- Required task -
Extract each line of the material that follows exactly and omit its pictures.

Stored records:
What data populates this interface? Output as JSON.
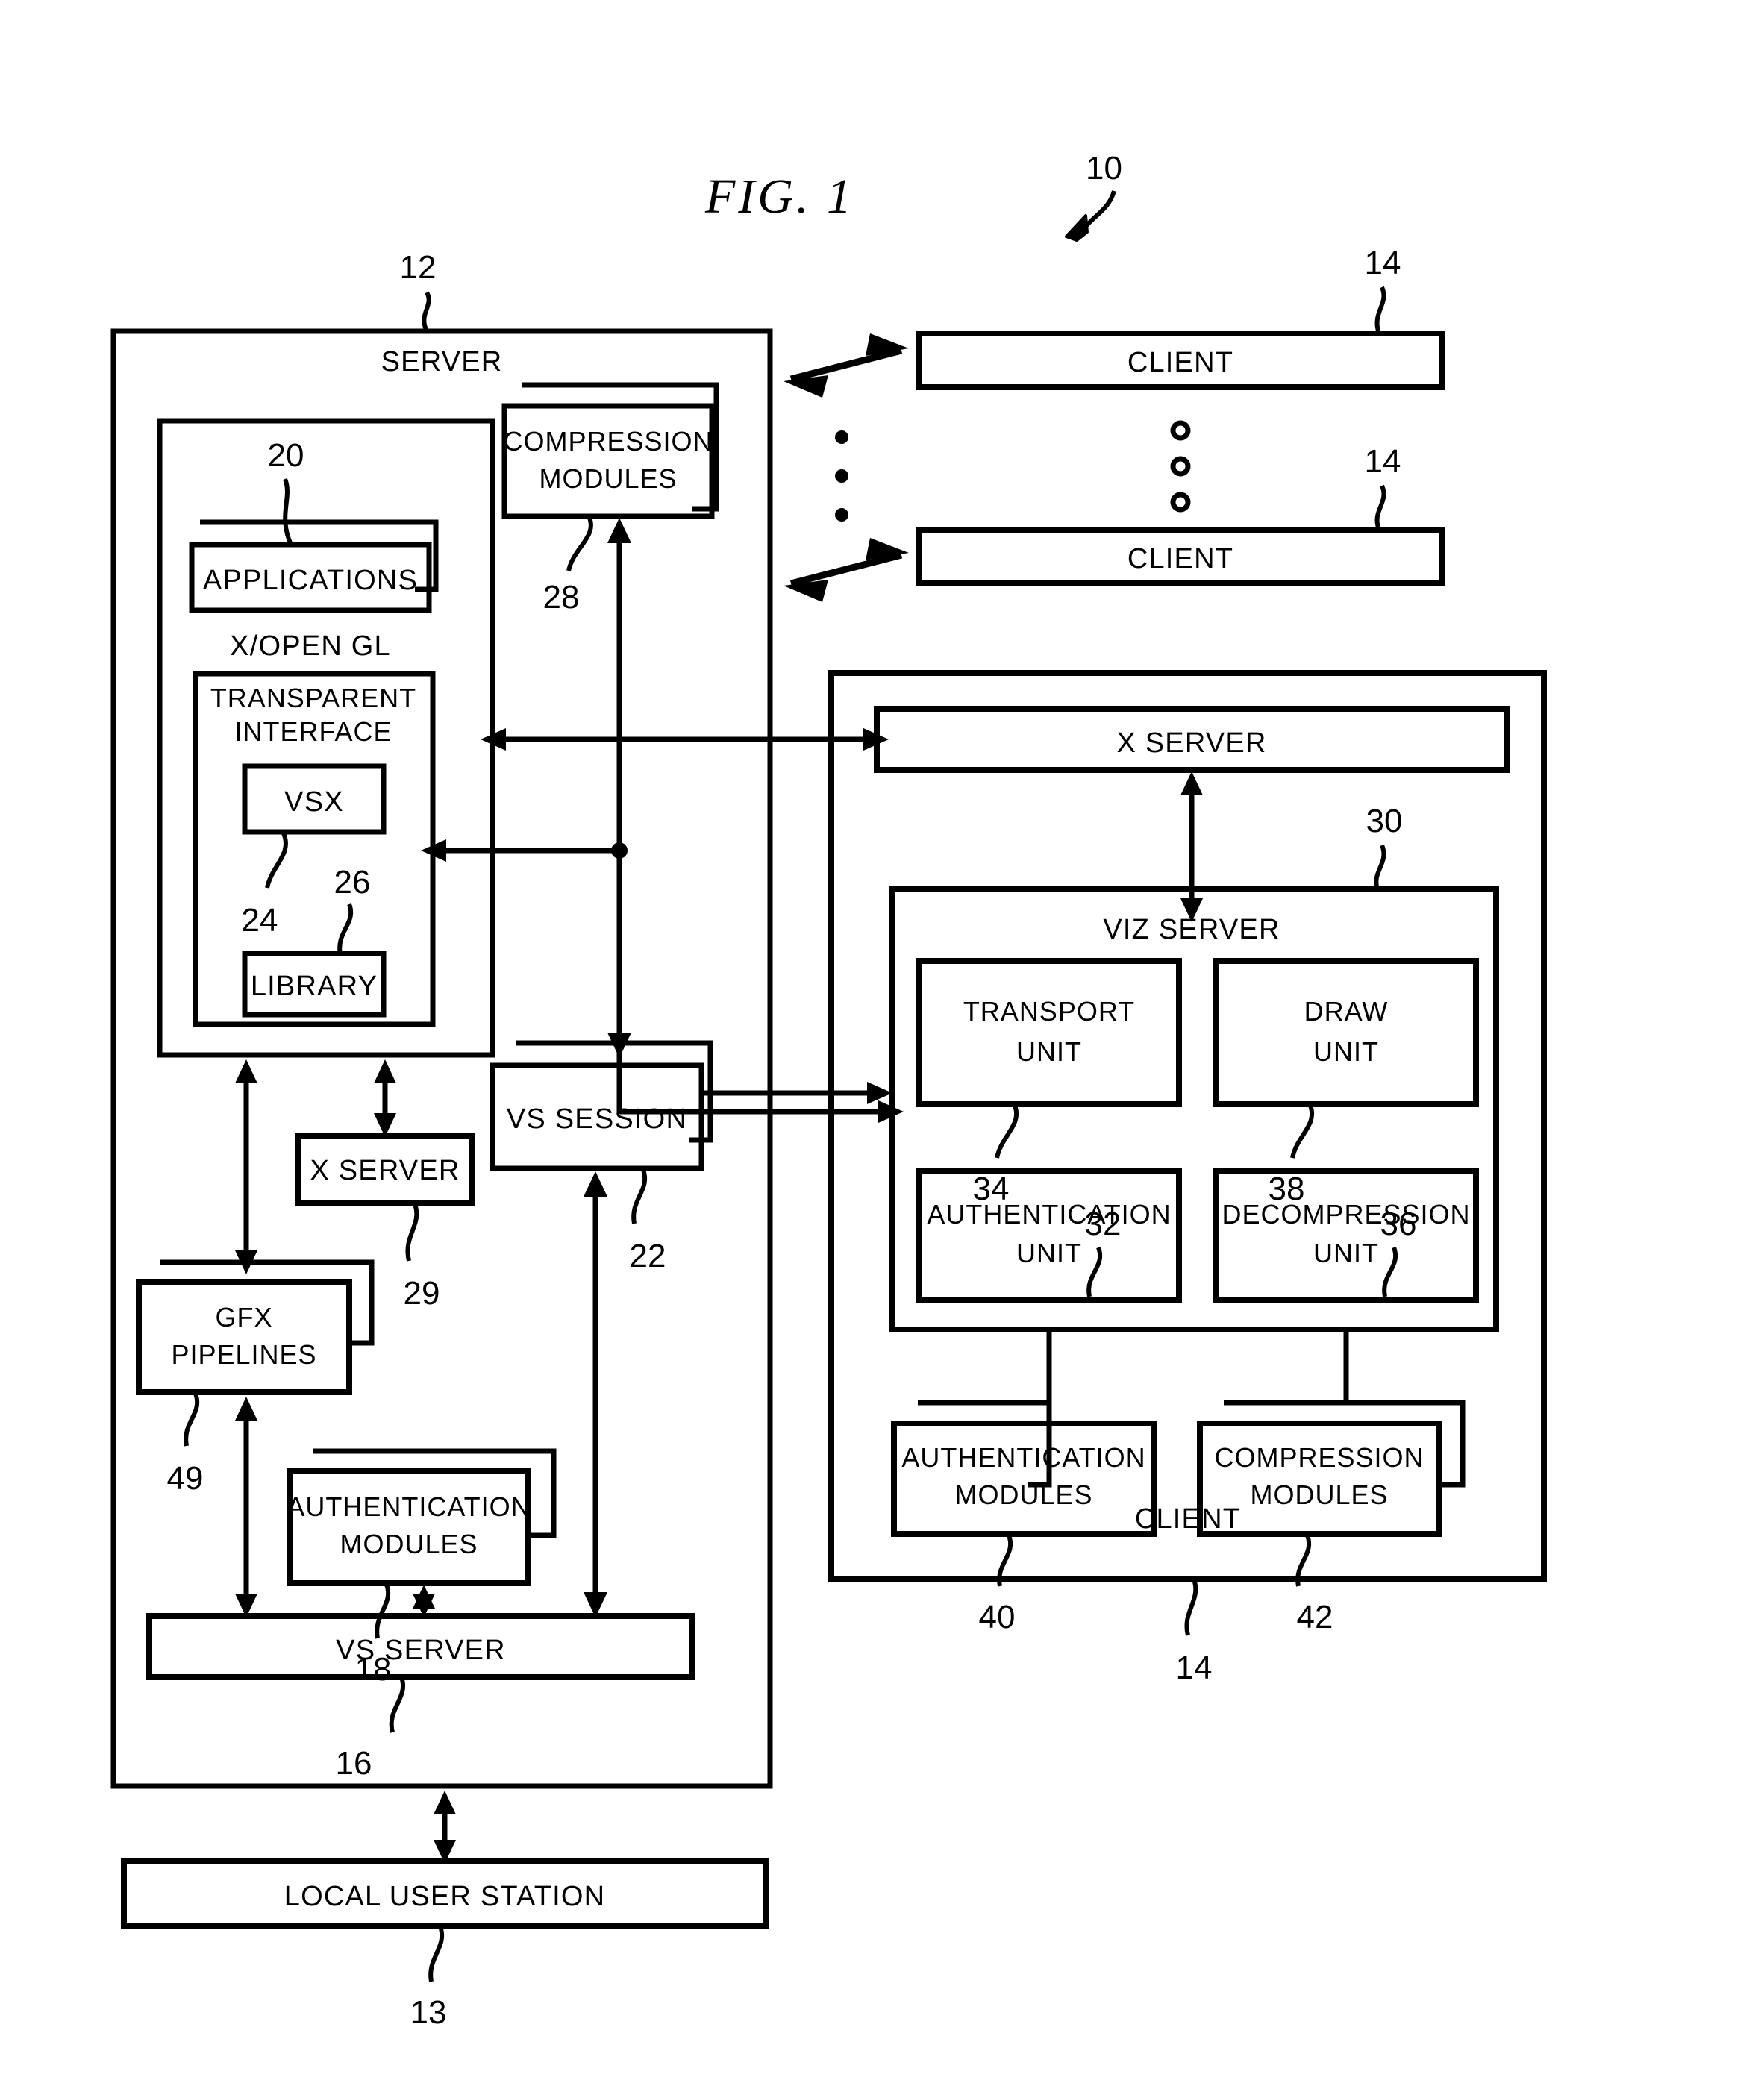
{
  "figure": {
    "title": "FIG.  1",
    "system_ref": "10"
  },
  "server": {
    "label": "SERVER",
    "ref": "12",
    "inner_panel": {
      "applications": {
        "label": "APPLICATIONS",
        "ref": "20"
      },
      "xopengl_label": "X/OPEN GL",
      "transparent_interface": {
        "label_line1": "TRANSPARENT",
        "label_line2": "INTERFACE",
        "vsx": {
          "label": "VSX",
          "ref": "24"
        },
        "library": {
          "label": "LIBRARY",
          "ref": "26"
        }
      }
    },
    "compression_modules": {
      "label_line1": "COMPRESSION",
      "label_line2": "MODULES",
      "ref": "28"
    },
    "vs_session": {
      "label": "VS SESSION",
      "ref": "22"
    },
    "x_server": {
      "label": "X  SERVER",
      "ref": "29"
    },
    "gfx_pipelines": {
      "label_line1": "GFX",
      "label_line2": "PIPELINES",
      "ref": "49"
    },
    "authentication_modules": {
      "label_line1": "AUTHENTICATION",
      "label_line2": "MODULES",
      "ref": "18"
    },
    "vs_server": {
      "label": "VS SERVER",
      "ref": "16"
    }
  },
  "local_user_station": {
    "label": "LOCAL USER STATION",
    "ref": "13"
  },
  "clients_top": [
    {
      "label": "CLIENT",
      "ref": "14"
    },
    {
      "label": "CLIENT",
      "ref": "14"
    }
  ],
  "vertical_ellipsis": "•",
  "client_detail": {
    "label": "CLIENT",
    "ref": "14",
    "x_server": {
      "label": "X SERVER"
    },
    "viz_server": {
      "label": "VIZ SERVER",
      "ref": "30",
      "transport_unit": {
        "label_line1": "TRANSPORT",
        "label_line2": "UNIT",
        "ref": "34"
      },
      "draw_unit": {
        "label_line1": "DRAW",
        "label_line2": "UNIT",
        "ref": "38"
      },
      "authentication_unit": {
        "label_line1": "AUTHENTICATION",
        "label_line2": "UNIT",
        "ref": "32"
      },
      "decompression_unit": {
        "label_line1": "DECOMPRESSION",
        "label_line2": "UNIT",
        "ref": "36"
      }
    },
    "authentication_modules": {
      "label_line1": "AUTHENTICATION",
      "label_line2": "MODULES",
      "ref": "40"
    },
    "compression_modules": {
      "label_line1": "COMPRESSION",
      "label_line2": "MODULES",
      "ref": "42"
    }
  },
  "colors": {
    "ink": "#000000",
    "paper": "#ffffff"
  }
}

- Result of this task -
What data populates this interface? Output as JSON.
{
  "figure": {
    "title": "FIG.  1",
    "system_ref": "10"
  },
  "server": {
    "label": "SERVER",
    "ref": "12",
    "inner_panel": {
      "applications": {
        "label": "APPLICATIONS",
        "ref": "20"
      },
      "xopengl_label": "X/OPEN GL",
      "transparent_interface": {
        "label_line1": "TRANSPARENT",
        "label_line2": "INTERFACE",
        "vsx": {
          "label": "VSX",
          "ref": "24"
        },
        "library": {
          "label": "LIBRARY",
          "ref": "26"
        }
      }
    },
    "compression_modules": {
      "label_line1": "COMPRESSION",
      "label_line2": "MODULES",
      "ref": "28"
    },
    "vs_session": {
      "label": "VS SESSION",
      "ref": "22"
    },
    "x_server": {
      "label": "X  SERVER",
      "ref": "29"
    },
    "gfx_pipelines": {
      "label_line1": "GFX",
      "label_line2": "PIPELINES",
      "ref": "49"
    },
    "authentication_modules": {
      "label_line1": "AUTHENTICATION",
      "label_line2": "MODULES",
      "ref": "18"
    },
    "vs_server": {
      "label": "VS SERVER",
      "ref": "16"
    }
  },
  "local_user_station": {
    "label": "LOCAL USER STATION",
    "ref": "13"
  },
  "clients_top": [
    {
      "label": "CLIENT",
      "ref": "14"
    },
    {
      "label": "CLIENT",
      "ref": "14"
    }
  ],
  "vertical_ellipsis": "•",
  "client_detail": {
    "label": "CLIENT",
    "ref": "14",
    "x_server": {
      "label": "X SERVER"
    },
    "viz_server": {
      "label": "VIZ SERVER",
      "ref": "30",
      "transport_unit": {
        "label_line1": "TRANSPORT",
        "label_line2": "UNIT",
        "ref": "34"
      },
      "draw_unit": {
        "label_line1": "DRAW",
        "label_line2": "UNIT",
        "ref": "38"
      },
      "authentication_unit": {
        "label_line1": "AUTHENTICATION",
        "label_line2": "UNIT",
        "ref": "32"
      },
      "decompression_unit": {
        "label_line1": "DECOMPRESSION",
        "label_line2": "UNIT",
        "ref": "36"
      }
    },
    "authentication_modules": {
      "label_line1": "AUTHENTICATION",
      "label_line2": "MODULES",
      "ref": "40"
    },
    "compression_modules": {
      "label_line1": "COMPRESSION",
      "label_line2": "MODULES",
      "ref": "42"
    }
  },
  "colors": {
    "ink": "#000000",
    "paper": "#ffffff"
  }
}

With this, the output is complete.